**Figure dataset records**:
—————

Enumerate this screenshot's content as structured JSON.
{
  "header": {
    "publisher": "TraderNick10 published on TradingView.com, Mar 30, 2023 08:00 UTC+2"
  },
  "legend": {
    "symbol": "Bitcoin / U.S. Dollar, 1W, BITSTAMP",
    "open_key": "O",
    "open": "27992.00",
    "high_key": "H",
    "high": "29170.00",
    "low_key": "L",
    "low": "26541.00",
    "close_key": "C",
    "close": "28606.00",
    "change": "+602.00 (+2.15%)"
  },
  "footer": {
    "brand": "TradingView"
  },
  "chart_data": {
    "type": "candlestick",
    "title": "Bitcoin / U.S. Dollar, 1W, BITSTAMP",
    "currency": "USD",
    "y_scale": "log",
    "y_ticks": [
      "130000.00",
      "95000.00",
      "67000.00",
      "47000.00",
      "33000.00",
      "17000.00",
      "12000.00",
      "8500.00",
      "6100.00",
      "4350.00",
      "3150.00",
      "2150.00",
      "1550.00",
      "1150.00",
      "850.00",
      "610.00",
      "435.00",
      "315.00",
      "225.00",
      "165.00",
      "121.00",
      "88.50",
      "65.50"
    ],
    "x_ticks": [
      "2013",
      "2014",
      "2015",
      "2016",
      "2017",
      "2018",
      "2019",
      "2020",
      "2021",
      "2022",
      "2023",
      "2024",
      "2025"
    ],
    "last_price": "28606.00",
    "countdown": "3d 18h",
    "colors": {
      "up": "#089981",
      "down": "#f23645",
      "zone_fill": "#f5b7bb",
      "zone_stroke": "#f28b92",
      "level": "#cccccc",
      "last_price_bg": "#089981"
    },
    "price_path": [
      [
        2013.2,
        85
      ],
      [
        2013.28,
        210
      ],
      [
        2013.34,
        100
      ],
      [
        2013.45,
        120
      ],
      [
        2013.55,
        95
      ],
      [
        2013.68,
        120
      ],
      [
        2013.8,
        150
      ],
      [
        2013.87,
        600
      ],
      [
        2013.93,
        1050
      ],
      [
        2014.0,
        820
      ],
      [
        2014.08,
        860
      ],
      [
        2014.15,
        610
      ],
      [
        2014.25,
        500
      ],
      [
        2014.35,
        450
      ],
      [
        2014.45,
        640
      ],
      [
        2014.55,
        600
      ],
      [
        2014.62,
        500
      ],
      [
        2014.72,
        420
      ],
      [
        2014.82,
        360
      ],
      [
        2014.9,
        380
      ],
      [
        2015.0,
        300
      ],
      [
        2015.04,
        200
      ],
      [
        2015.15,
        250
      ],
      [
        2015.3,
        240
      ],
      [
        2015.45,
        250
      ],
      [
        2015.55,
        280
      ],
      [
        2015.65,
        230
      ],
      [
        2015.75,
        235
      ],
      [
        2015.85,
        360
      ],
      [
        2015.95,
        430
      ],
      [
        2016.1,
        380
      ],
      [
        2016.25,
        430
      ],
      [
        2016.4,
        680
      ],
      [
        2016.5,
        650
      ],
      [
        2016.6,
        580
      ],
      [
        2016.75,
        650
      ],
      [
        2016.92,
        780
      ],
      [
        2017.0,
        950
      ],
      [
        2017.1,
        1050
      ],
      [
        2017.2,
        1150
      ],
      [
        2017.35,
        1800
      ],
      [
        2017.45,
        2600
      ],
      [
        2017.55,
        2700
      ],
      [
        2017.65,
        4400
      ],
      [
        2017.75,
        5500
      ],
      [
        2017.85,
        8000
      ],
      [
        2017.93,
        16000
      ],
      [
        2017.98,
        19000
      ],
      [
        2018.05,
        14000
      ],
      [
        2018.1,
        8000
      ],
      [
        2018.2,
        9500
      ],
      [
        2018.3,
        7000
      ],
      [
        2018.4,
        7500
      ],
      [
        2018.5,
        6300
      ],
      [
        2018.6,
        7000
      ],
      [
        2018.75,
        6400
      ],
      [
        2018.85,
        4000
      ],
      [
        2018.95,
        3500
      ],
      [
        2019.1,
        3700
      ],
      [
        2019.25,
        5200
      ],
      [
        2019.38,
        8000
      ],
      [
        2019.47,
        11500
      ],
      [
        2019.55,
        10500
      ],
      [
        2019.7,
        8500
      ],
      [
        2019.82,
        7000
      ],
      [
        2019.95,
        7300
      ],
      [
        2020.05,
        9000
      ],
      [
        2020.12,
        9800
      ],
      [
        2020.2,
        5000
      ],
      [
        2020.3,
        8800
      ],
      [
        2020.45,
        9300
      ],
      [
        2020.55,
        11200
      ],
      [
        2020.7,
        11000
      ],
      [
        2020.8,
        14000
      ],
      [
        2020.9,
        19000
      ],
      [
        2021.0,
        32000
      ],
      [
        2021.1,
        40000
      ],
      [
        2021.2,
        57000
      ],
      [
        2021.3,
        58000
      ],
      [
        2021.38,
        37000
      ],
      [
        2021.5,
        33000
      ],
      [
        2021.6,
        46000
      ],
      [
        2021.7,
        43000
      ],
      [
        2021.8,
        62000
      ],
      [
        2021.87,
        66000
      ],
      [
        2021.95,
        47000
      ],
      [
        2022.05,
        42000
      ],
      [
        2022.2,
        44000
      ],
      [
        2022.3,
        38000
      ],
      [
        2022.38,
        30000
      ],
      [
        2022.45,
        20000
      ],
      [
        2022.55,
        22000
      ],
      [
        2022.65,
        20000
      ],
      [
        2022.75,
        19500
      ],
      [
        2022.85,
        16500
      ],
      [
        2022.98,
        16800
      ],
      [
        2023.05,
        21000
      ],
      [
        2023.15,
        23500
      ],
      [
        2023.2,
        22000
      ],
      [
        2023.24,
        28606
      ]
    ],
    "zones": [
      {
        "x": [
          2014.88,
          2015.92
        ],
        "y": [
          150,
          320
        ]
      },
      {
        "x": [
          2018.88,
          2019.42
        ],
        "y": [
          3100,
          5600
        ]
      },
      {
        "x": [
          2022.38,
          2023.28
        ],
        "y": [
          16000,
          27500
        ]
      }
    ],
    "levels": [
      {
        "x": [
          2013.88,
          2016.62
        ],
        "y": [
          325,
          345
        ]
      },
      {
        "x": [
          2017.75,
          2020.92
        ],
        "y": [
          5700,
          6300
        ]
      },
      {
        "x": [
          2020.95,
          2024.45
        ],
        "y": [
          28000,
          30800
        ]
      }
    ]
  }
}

—————

**Directions**:
Check each line of the records for "Dollar" and copy the ones that contain it.

**Finished exercise**:
    "symbol": "Bitcoin / U.S. Dollar, 1W, BITSTAMP",
    "title": "Bitcoin / U.S. Dollar, 1W, BITSTAMP",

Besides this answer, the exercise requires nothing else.